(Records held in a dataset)
━━━━

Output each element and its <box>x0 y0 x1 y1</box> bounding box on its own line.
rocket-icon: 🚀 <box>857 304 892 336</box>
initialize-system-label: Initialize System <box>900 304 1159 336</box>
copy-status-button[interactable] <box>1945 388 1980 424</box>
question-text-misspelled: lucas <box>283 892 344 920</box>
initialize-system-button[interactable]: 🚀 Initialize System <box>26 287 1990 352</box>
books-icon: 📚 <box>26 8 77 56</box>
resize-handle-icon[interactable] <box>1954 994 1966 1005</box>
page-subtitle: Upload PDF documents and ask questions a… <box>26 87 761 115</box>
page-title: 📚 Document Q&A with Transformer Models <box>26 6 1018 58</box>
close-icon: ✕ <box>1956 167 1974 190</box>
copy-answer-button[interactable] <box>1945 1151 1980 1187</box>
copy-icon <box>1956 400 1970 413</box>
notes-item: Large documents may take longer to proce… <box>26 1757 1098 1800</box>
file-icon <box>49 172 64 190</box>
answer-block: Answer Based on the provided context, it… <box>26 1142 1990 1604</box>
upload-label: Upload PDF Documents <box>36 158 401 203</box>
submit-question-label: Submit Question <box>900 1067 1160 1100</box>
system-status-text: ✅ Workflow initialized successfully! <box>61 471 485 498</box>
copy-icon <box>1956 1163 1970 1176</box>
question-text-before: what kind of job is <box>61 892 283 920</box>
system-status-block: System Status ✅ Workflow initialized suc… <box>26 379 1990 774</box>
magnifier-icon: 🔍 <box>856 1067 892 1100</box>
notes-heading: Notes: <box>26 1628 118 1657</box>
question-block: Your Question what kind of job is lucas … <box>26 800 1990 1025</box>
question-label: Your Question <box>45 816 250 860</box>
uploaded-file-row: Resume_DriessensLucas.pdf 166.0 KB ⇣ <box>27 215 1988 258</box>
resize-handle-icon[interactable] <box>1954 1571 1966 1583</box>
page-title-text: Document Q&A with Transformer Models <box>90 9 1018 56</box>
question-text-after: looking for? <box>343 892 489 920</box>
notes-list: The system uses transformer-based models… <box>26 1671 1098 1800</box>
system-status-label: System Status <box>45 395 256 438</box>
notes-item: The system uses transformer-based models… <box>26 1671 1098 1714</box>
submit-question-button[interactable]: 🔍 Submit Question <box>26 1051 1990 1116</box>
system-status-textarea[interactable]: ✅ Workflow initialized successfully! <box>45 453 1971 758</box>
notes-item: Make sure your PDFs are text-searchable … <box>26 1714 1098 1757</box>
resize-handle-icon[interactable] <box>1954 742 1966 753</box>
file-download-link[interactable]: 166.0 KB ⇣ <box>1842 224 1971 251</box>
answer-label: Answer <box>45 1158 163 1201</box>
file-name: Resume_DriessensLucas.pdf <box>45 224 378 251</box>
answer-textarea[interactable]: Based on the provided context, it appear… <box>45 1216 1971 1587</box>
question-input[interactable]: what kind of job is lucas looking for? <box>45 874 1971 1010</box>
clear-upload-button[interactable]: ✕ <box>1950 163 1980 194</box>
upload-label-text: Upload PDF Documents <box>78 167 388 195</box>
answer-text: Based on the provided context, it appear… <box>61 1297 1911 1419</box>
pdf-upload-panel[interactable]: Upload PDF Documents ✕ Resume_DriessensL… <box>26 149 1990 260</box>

━━━━

> [DIRECTION]: Please reproduce every line of the material above without any changes.

> [IN RESPONSE]:
Output each element and its <box>x0 y0 x1 y1</box> bounding box on its own line.
rocket-icon: 🚀 <box>857 304 892 336</box>
initialize-system-label: Initialize System <box>900 304 1159 336</box>
copy-status-button[interactable] <box>1945 388 1980 424</box>
question-text-misspelled: lucas <box>283 892 344 920</box>
initialize-system-button[interactable]: 🚀 Initialize System <box>26 287 1990 352</box>
books-icon: 📚 <box>26 8 77 56</box>
resize-handle-icon[interactable] <box>1954 994 1966 1005</box>
page-subtitle: Upload PDF documents and ask questions a… <box>26 87 761 115</box>
page-title: 📚 Document Q&A with Transformer Models <box>26 6 1018 58</box>
close-icon: ✕ <box>1956 167 1974 190</box>
copy-answer-button[interactable] <box>1945 1151 1980 1187</box>
copy-icon <box>1956 400 1970 413</box>
notes-item: Large documents may take longer to proce… <box>26 1757 1098 1800</box>
file-icon <box>49 172 64 190</box>
answer-block: Answer Based on the provided context, it… <box>26 1142 1990 1604</box>
upload-label: Upload PDF Documents <box>36 158 401 203</box>
submit-question-label: Submit Question <box>900 1067 1160 1100</box>
system-status-text: ✅ Workflow initialized successfully! <box>61 471 485 498</box>
copy-icon <box>1956 1163 1970 1176</box>
question-text-before: what kind of job is <box>61 892 283 920</box>
system-status-block: System Status ✅ Workflow initialized suc… <box>26 379 1990 774</box>
magnifier-icon: 🔍 <box>856 1067 892 1100</box>
notes-heading: Notes: <box>26 1628 118 1657</box>
question-block: Your Question what kind of job is lucas … <box>26 800 1990 1025</box>
question-label: Your Question <box>45 816 250 860</box>
uploaded-file-row: Resume_DriessensLucas.pdf 166.0 KB ⇣ <box>27 215 1988 258</box>
resize-handle-icon[interactable] <box>1954 1571 1966 1583</box>
page-title-text: Document Q&A with Transformer Models <box>90 9 1018 56</box>
question-text-after: looking for? <box>343 892 489 920</box>
notes-list: The system uses transformer-based models… <box>26 1671 1098 1800</box>
system-status-label: System Status <box>45 395 256 438</box>
notes-item: The system uses transformer-based models… <box>26 1671 1098 1714</box>
submit-question-button[interactable]: 🔍 Submit Question <box>26 1051 1990 1116</box>
system-status-textarea[interactable]: ✅ Workflow initialized successfully! <box>45 453 1971 758</box>
notes-item: Make sure your PDFs are text-searchable … <box>26 1714 1098 1757</box>
resize-handle-icon[interactable] <box>1954 742 1966 753</box>
file-download-link[interactable]: 166.0 KB ⇣ <box>1842 224 1971 251</box>
answer-label: Answer <box>45 1158 163 1201</box>
file-name: Resume_DriessensLucas.pdf <box>45 224 378 251</box>
answer-textarea[interactable]: Based on the provided context, it appear… <box>45 1216 1971 1587</box>
question-input[interactable]: what kind of job is lucas looking for? <box>45 874 1971 1010</box>
clear-upload-button[interactable]: ✕ <box>1950 163 1980 194</box>
upload-label-text: Upload PDF Documents <box>78 167 388 195</box>
answer-text: Based on the provided context, it appear… <box>61 1297 1911 1419</box>
pdf-upload-panel[interactable]: Upload PDF Documents ✕ Resume_DriessensL… <box>26 149 1990 260</box>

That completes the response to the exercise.